INSTRUCTIONS FOR THE TASK:
Transcribe the records that follow, preserving every word.

-- Start of DATA LINES --

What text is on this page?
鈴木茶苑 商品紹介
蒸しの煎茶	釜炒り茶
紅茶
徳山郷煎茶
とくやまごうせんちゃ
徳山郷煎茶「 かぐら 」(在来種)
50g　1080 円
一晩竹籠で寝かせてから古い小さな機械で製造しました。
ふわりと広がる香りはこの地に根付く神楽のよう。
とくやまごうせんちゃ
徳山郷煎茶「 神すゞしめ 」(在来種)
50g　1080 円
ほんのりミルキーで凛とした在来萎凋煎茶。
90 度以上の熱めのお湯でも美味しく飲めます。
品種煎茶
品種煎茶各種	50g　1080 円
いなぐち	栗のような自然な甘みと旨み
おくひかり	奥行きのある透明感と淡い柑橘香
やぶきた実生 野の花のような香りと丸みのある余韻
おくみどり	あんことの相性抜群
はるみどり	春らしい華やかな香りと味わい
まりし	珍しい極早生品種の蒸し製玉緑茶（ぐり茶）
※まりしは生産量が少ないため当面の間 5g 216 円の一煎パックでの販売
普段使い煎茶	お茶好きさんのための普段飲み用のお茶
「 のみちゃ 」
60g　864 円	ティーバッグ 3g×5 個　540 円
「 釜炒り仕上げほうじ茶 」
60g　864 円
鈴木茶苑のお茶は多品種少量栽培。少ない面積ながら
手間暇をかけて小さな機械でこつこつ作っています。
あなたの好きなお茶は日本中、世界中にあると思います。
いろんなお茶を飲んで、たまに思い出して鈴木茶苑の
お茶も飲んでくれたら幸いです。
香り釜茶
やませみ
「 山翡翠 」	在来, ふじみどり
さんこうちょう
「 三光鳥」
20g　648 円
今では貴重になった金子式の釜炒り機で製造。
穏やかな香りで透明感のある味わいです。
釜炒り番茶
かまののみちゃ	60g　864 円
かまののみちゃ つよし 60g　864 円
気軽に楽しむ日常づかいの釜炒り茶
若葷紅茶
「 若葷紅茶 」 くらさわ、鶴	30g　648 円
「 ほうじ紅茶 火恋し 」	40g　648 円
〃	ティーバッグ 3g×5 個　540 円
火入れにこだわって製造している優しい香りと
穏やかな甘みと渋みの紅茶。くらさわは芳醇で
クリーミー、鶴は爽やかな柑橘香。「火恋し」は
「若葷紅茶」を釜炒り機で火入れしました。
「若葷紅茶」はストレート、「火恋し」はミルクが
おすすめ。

-- End of DATA LINES --

PROBLEM SOLUTION:
What text is on this page?
鈴木茶苑 商品紹介
蒸しの煎茶	釜炒り茶
紅茶
徳山郷煎茶
とくやまごうせんちゃ
徳山郷煎茶「 かぐら 」(在来種)
50g　1080 円
一晩竹籠で寝かせてから古い小さな機械で製造しました。
ふわりと広がる香りはこの地に根付く神楽のよう。
とくやまごうせんちゃ
徳山郷煎茶「 神すゞしめ 」(在来種)
50g　1080 円
ほんのりミルキーで凛とした在来萎凋煎茶。
90 度以上の熱めのお湯でも美味しく飲めます。
品種煎茶
品種煎茶各種	50g　1080 円
いなぐち	栗のような自然な甘みと旨み
おくひかり	奥行きのある透明感と淡い柑橘香
やぶきた実生 野の花のような香りと丸みのある余韻
おくみどり	あんことの相性抜群
はるみどり	春らしい華やかな香りと味わい
まりし	珍しい極早生品種の蒸し製玉緑茶（ぐり茶）
※まりしは生産量が少ないため当面の間 5g 216 円の一煎パックでの販売
普段使い煎茶	お茶好きさんのための普段飲み用のお茶
「 のみちゃ 」
60g　864 円	ティーバッグ 3g×5 個　540 円
「 釜炒り仕上げほうじ茶 」
60g　864 円
鈴木茶苑のお茶は多品種少量栽培。少ない面積ながら
手間暇をかけて小さな機械でこつこつ作っています。
あなたの好きなお茶は日本中、世界中にあると思います。
いろんなお茶を飲んで、たまに思い出して鈴木茶苑の
お茶も飲んでくれたら幸いです。
香り釜茶
やませみ
「 山翡翠 」	在来, ふじみどり
さんこうちょう
「 三光鳥」
20g　648 円
今では貴重になった金子式の釜炒り機で製造。
穏やかな香りで透明感のある味わいです。
釜炒り番茶
かまののみちゃ	60g　864 円
かまののみちゃ つよし 60g　864 円
気軽に楽しむ日常づかいの釜炒り茶
若葷紅茶
「 若葷紅茶 」 くらさわ、鶴	30g　648 円
「 ほうじ紅茶 火恋し 」	40g　648 円
〃	ティーバッグ 3g×5 個　540 円
火入れにこだわって製造している優しい香りと
穏やかな甘みと渋みの紅茶。くらさわは芳醇で
クリーミー、鶴は爽やかな柑橘香。「火恋し」は
「若葷紅茶」を釜炒り機で火入れしました。
「若葷紅茶」はストレート、「火恋し」はミルクが
おすすめ。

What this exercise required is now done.